##### GIVEN ENTRIES #####

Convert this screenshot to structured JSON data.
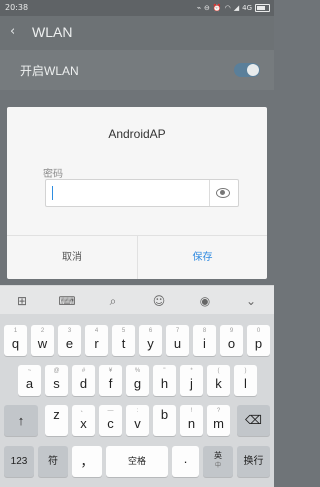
{
  "status_bar": {
    "time": "20:38",
    "network": "4G",
    "icons": [
      "shake-icon",
      "no-disturb-icon",
      "alarm-icon",
      "wifi-icon",
      "signal-icon",
      "battery-icon"
    ]
  },
  "header": {
    "back_icon": "chevron-left-icon",
    "title": "WLAN"
  },
  "setting_row": {
    "label": "开启WLAN",
    "enabled": true
  },
  "dialog": {
    "title": "AndroidAP",
    "password_label": "密码",
    "password_value": "",
    "eye_icon": "eye-icon",
    "cancel_label": "取消",
    "save_label": "保存"
  },
  "keyboard_toolbar": [
    "grid-icon",
    "keyboard-icon",
    "search-icon",
    "emoji-icon",
    "microphone-icon",
    "chevron-down-icon"
  ],
  "keyboard": {
    "row1": [
      {
        "hint": "1",
        "ch": "q"
      },
      {
        "hint": "2",
        "ch": "w"
      },
      {
        "hint": "3",
        "ch": "e"
      },
      {
        "hint": "4",
        "ch": "r"
      },
      {
        "hint": "5",
        "ch": "t"
      },
      {
        "hint": "6",
        "ch": "y"
      },
      {
        "hint": "7",
        "ch": "u"
      },
      {
        "hint": "8",
        "ch": "i"
      },
      {
        "hint": "9",
        "ch": "o"
      },
      {
        "hint": "0",
        "ch": "p"
      }
    ],
    "row2": [
      {
        "hint": "~",
        "ch": "a"
      },
      {
        "hint": "@",
        "ch": "s"
      },
      {
        "hint": "#",
        "ch": "d"
      },
      {
        "hint": "¥",
        "ch": "f"
      },
      {
        "hint": "%",
        "ch": "g"
      },
      {
        "hint": "\"",
        "ch": "h"
      },
      {
        "hint": "*",
        "ch": "j"
      },
      {
        "hint": "(",
        "ch": "k"
      },
      {
        "hint": ")",
        "ch": "l"
      }
    ],
    "row3": [
      {
        "hint": "",
        "ch": "z"
      },
      {
        "hint": "、",
        "ch": "x"
      },
      {
        "hint": "—",
        "ch": "c"
      },
      {
        "hint": ":",
        "ch": "v"
      },
      {
        "hint": "",
        "ch": "b"
      },
      {
        "hint": "!",
        "ch": "n"
      },
      {
        "hint": "?",
        "ch": "m"
      }
    ],
    "shift_icon": "shift-arrow-icon",
    "backspace_icon": "backspace-icon",
    "row4": {
      "num": "123",
      "symbol": "符",
      "comma": "，",
      "space": "空格",
      "dot": "·",
      "lang_top": "英",
      "lang_bottom": "中",
      "enter": "换行"
    }
  }
}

#####

- **WRITTEN PROBLEM**
Leave out every picture and copy the rest of the records exactly.

- **EXERCISE ANSWER**
Convert this screenshot to structured JSON data.
{
  "status_bar": {
    "time": "20:38",
    "network": "4G",
    "icons": [
      "shake-icon",
      "no-disturb-icon",
      "alarm-icon",
      "wifi-icon",
      "signal-icon",
      "battery-icon"
    ]
  },
  "header": {
    "back_icon": "chevron-left-icon",
    "title": "WLAN"
  },
  "setting_row": {
    "label": "开启WLAN",
    "enabled": true
  },
  "dialog": {
    "title": "AndroidAP",
    "password_label": "密码",
    "password_value": "",
    "eye_icon": "eye-icon",
    "cancel_label": "取消",
    "save_label": "保存"
  },
  "keyboard_toolbar": [
    "grid-icon",
    "keyboard-icon",
    "search-icon",
    "emoji-icon",
    "microphone-icon",
    "chevron-down-icon"
  ],
  "keyboard": {
    "row1": [
      {
        "hint": "1",
        "ch": "q"
      },
      {
        "hint": "2",
        "ch": "w"
      },
      {
        "hint": "3",
        "ch": "e"
      },
      {
        "hint": "4",
        "ch": "r"
      },
      {
        "hint": "5",
        "ch": "t"
      },
      {
        "hint": "6",
        "ch": "y"
      },
      {
        "hint": "7",
        "ch": "u"
      },
      {
        "hint": "8",
        "ch": "i"
      },
      {
        "hint": "9",
        "ch": "o"
      },
      {
        "hint": "0",
        "ch": "p"
      }
    ],
    "row2": [
      {
        "hint": "~",
        "ch": "a"
      },
      {
        "hint": "@",
        "ch": "s"
      },
      {
        "hint": "#",
        "ch": "d"
      },
      {
        "hint": "¥",
        "ch": "f"
      },
      {
        "hint": "%",
        "ch": "g"
      },
      {
        "hint": "\"",
        "ch": "h"
      },
      {
        "hint": "*",
        "ch": "j"
      },
      {
        "hint": "(",
        "ch": "k"
      },
      {
        "hint": ")",
        "ch": "l"
      }
    ],
    "row3": [
      {
        "hint": "",
        "ch": "z"
      },
      {
        "hint": "、",
        "ch": "x"
      },
      {
        "hint": "—",
        "ch": "c"
      },
      {
        "hint": ":",
        "ch": "v"
      },
      {
        "hint": "",
        "ch": "b"
      },
      {
        "hint": "!",
        "ch": "n"
      },
      {
        "hint": "?",
        "ch": "m"
      }
    ],
    "shift_icon": "shift-arrow-icon",
    "backspace_icon": "backspace-icon",
    "row4": {
      "num": "123",
      "symbol": "符",
      "comma": "，",
      "space": "空格",
      "dot": "·",
      "lang_top": "英",
      "lang_bottom": "中",
      "enter": "换行"
    }
  }
}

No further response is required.